====== ROWS

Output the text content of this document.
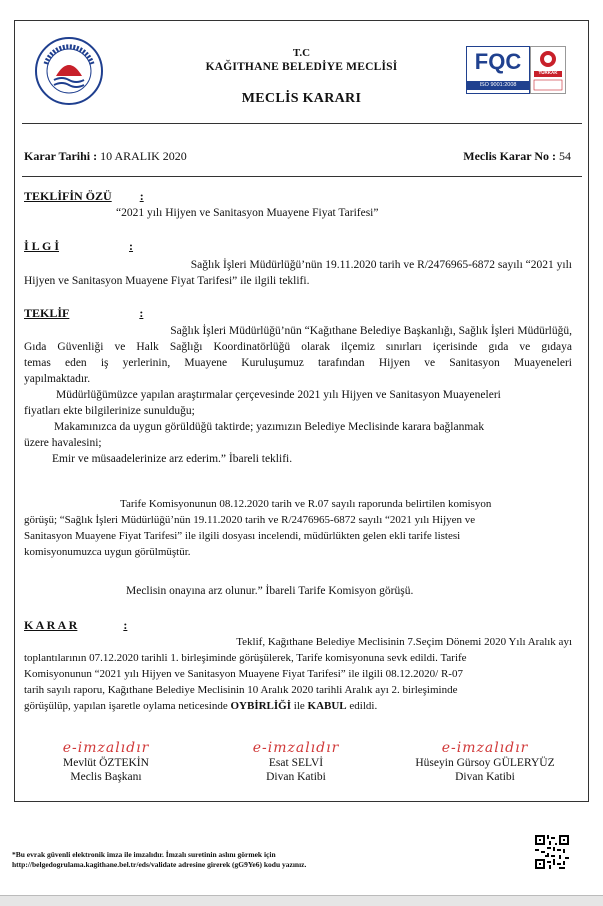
T.C
KAĞITHANE BELEDİYE MECLİSİ
MECLİS KARARI
FQC
ISO 9001:2008
TÜRKAK
Karar Tarihi : 10 ARALIK 2020	Meclis Karar No : 54
TEKLİFİN ÖZÜ :
“2021 yılı Hijyen ve Sanitasyon Muayene Fiyat Tarifesi”
İ L G İ	:
Sağlık İşleri Müdürlüğü’nün 19.11.2020 tarih ve R/2476965-6872 sayılı “2021 yılı
Hijyen ve Sanitasyon Muayene Fiyat Tarifesi” ile ilgili teklifi.
TEKLİF	:
Sağlık İşleri Müdürlüğü’nün “Kağıthane Belediye Başkanlığı, Sağlık İşleri Müdürlüğü,
Gıda Güvenliği ve Halk Sağlığı Koordinatörlüğü olarak ilçemiz sınırları içerisinde gıda ve gıdaya
temas eden iş yerlerinin, Muayene Kuruluşumuz tarafından Hijyen ve Sanitasyon Muayeneleri
yapılmaktadır.
Müdürlüğümüzce yapılan araştırmalar çerçevesinde 2021 yılı Hijyen ve Sanitasyon Muayeneleri
fiyatları ekte bilgilerinize sunulduğu;
Makamınızca da uygun görüldüğü taktirde; yazımızın Belediye Meclisinde karara bağlanmak
üzere havalesini;
Emir ve müsaadelerinize arz ederim.” İbareli teklifi.
Tarife Komisyonunun 08.12.2020 tarih ve R.07 sayılı raporunda belirtilen komisyon
görüşü; “Sağlık İşleri Müdürlüğü’nün 19.11.2020 tarih ve R/2476965-6872 sayılı “2021 yılı Hijyen ve
Sanitasyon Muayene Fiyat Tarifesi” ile ilgili dosyası incelendi, müdürlükten gelen ekli tarife listesi
komisyonumuzca uygun görülmüştür.
Meclisin onayına arz olunur.” İbareli Tarife Komisyon görüşü.
K A R A R	:
Teklif, Kağıthane Belediye Meclisinin 7.Seçim Dönemi 2020 Yılı Aralık ayı
toplantılarının 07.12.2020 tarihli 1. birleşiminde görüşülerek, Tarife komisyonuna sevk edildi. Tarife
Komisyonunun “2021 yılı Hijyen ve Sanitasyon Muayene Fiyat Tarifesi” ile ilgili 08.12.2020/ R-07
tarih sayılı raporu, Kağıthane Belediye Meclisinin 10 Aralık 2020 tarihli Aralık ayı 2. birleşiminde
görüşülüp, yapılan işaretle oylama neticesinde OYBİRLİĞİ ile KABUL edildi.
e-imzalıdır
Mevlüt ÖZTEKİN
Meclis Başkanı
e-imzalıdır
Esat SELVİ
Divan Katibi
e-imzalıdır
Hüseyin Gürsoy GÜLERYÜZ
Divan Katibi
*Bu evrak güvenli elektronik imza ile imzalıdır. İmzalı suretinin aslını görmek için
http://belgedogrulama.kagithane.bel.tr/eds/validate adresine girerek (gG9Ye6) kodu yazınız.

============

▶ [AIM OF THE TASK]: From the listing, tally every line with the word "ilgili" in it and give only the tally.

▶ [RESPONSE FOR THIS EXERCISE]: 3